▶ [Directive] Extract the listing below in full, unchanged.

▶ [Source records]
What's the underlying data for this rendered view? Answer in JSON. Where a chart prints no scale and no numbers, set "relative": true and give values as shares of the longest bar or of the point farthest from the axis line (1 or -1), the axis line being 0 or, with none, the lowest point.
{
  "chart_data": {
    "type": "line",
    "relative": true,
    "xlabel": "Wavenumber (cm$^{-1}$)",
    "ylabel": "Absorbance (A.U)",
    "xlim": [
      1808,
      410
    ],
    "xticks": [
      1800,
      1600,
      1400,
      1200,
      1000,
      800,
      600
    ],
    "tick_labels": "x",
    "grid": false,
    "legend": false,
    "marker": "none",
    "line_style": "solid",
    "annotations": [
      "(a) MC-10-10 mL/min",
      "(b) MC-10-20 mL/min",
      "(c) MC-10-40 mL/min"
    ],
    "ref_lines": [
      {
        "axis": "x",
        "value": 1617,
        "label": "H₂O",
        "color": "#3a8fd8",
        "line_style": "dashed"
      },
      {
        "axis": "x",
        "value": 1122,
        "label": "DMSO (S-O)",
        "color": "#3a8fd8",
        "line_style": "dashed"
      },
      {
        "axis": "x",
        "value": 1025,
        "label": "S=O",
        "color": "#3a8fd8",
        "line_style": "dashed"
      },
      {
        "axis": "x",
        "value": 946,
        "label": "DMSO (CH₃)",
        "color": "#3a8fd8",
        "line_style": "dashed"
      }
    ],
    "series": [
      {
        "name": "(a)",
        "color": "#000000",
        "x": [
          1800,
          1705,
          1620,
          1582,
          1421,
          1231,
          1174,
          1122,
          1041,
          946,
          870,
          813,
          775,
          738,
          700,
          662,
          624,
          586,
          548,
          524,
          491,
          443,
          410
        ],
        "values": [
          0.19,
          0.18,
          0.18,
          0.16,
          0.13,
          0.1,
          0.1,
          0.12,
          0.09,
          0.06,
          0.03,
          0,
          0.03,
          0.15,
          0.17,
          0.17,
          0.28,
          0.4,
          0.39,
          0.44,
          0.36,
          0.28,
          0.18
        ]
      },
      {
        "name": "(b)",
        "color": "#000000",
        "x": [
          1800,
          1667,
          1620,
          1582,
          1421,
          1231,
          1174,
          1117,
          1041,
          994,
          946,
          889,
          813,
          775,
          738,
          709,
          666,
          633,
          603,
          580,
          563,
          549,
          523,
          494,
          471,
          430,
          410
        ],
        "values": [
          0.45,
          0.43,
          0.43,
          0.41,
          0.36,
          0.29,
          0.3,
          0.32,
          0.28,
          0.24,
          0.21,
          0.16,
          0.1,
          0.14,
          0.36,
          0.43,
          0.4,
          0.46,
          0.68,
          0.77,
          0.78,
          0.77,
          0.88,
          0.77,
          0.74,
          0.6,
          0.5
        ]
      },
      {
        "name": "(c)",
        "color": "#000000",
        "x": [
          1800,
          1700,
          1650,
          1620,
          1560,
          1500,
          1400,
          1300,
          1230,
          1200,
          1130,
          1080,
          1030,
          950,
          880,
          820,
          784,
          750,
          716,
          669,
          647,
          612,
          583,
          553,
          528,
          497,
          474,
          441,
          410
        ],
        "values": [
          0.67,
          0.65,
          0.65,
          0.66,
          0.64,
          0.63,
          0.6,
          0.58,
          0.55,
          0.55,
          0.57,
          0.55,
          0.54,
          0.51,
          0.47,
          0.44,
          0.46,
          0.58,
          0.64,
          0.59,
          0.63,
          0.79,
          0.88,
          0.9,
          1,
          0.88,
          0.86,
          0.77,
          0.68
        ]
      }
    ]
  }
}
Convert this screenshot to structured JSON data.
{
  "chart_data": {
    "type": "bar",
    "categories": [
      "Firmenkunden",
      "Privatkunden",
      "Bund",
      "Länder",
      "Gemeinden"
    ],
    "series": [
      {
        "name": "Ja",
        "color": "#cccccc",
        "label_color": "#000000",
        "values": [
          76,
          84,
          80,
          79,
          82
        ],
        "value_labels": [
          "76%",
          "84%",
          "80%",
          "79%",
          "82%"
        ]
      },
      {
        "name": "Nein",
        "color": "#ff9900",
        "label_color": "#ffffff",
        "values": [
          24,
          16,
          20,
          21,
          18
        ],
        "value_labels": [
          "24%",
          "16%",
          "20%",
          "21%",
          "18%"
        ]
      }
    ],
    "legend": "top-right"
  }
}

▶ [Complete answer]
What's the underlying data for this rendered view? Answer in JSON. Where a chart prints no scale and no numbers, set "relative": true and give values as shares of the longest bar or of the point farthest from the axis line (1 or -1), the axis line being 0 or, with none, the lowest point.
{
  "chart_data": {
    "type": "line",
    "relative": true,
    "xlabel": "Wavenumber (cm$^{-1}$)",
    "ylabel": "Absorbance (A.U)",
    "xlim": [
      1808,
      410
    ],
    "xticks": [
      1800,
      1600,
      1400,
      1200,
      1000,
      800,
      600
    ],
    "tick_labels": "x",
    "grid": false,
    "legend": false,
    "marker": "none",
    "line_style": "solid",
    "annotations": [
      "(a) MC-10-10 mL/min",
      "(b) MC-10-20 mL/min",
      "(c) MC-10-40 mL/min"
    ],
    "ref_lines": [
      {
        "axis": "x",
        "value": 1617,
        "label": "H₂O",
        "color": "#3a8fd8",
        "line_style": "dashed"
      },
      {
        "axis": "x",
        "value": 1122,
        "label": "DMSO (S-O)",
        "color": "#3a8fd8",
        "line_style": "dashed"
      },
      {
        "axis": "x",
        "value": 1025,
        "label": "S=O",
        "color": "#3a8fd8",
        "line_style": "dashed"
      },
      {
        "axis": "x",
        "value": 946,
        "label": "DMSO (CH₃)",
        "color": "#3a8fd8",
        "line_style": "dashed"
      }
    ],
    "series": [
      {
        "name": "(a)",
        "color": "#000000",
        "x": [
          1800,
          1705,
          1620,
          1582,
          1421,
          1231,
          1174,
          1122,
          1041,
          946,
          870,
          813,
          775,
          738,
          700,
          662,
          624,
          586,
          548,
          524,
          491,
          443,
          410
        ],
        "values": [
          0.19,
          0.18,
          0.18,
          0.16,
          0.13,
          0.1,
          0.1,
          0.12,
          0.09,
          0.06,
          0.03,
          0,
          0.03,
          0.15,
          0.17,
          0.17,
          0.28,
          0.4,
          0.39,
          0.44,
          0.36,
          0.28,
          0.18
        ]
      },
      {
        "name": "(b)",
        "color": "#000000",
        "x": [
          1800,
          1667,
          1620,
          1582,
          1421,
          1231,
          1174,
          1117,
          1041,
          994,
          946,
          889,
          813,
          775,
          738,
          709,
          666,
          633,
          603,
          580,
          563,
          549,
          523,
          494,
          471,
          430,
          410
        ],
        "values": [
          0.45,
          0.43,
          0.43,
          0.41,
          0.36,
          0.29,
          0.3,
          0.32,
          0.28,
          0.24,
          0.21,
          0.16,
          0.1,
          0.14,
          0.36,
          0.43,
          0.4,
          0.46,
          0.68,
          0.77,
          0.78,
          0.77,
          0.88,
          0.77,
          0.74,
          0.6,
          0.5
        ]
      },
      {
        "name": "(c)",
        "color": "#000000",
        "x": [
          1800,
          1700,
          1650,
          1620,
          1560,
          1500,
          1400,
          1300,
          1230,
          1200,
          1130,
          1080,
          1030,
          950,
          880,
          820,
          784,
          750,
          716,
          669,
          647,
          612,
          583,
          553,
          528,
          497,
          474,
          441,
          410
        ],
        "values": [
          0.67,
          0.65,
          0.65,
          0.66,
          0.64,
          0.63,
          0.6,
          0.58,
          0.55,
          0.55,
          0.57,
          0.55,
          0.54,
          0.51,
          0.47,
          0.44,
          0.46,
          0.58,
          0.64,
          0.59,
          0.63,
          0.79,
          0.88,
          0.9,
          1,
          0.88,
          0.86,
          0.77,
          0.68
        ]
      }
    ]
  }
}
Convert this screenshot to structured JSON data.
{
  "chart_data": {
    "type": "bar",
    "categories": [
      "Firmenkunden",
      "Privatkunden",
      "Bund",
      "Länder",
      "Gemeinden"
    ],
    "series": [
      {
        "name": "Ja",
        "color": "#cccccc",
        "label_color": "#000000",
        "values": [
          76,
          84,
          80,
          79,
          82
        ],
        "value_labels": [
          "76%",
          "84%",
          "80%",
          "79%",
          "82%"
        ]
      },
      {
        "name": "Nein",
        "color": "#ff9900",
        "label_color": "#ffffff",
        "values": [
          24,
          16,
          20,
          21,
          18
        ],
        "value_labels": [
          "24%",
          "16%",
          "20%",
          "21%",
          "18%"
        ]
      }
    ],
    "legend": "top-right"
  }
}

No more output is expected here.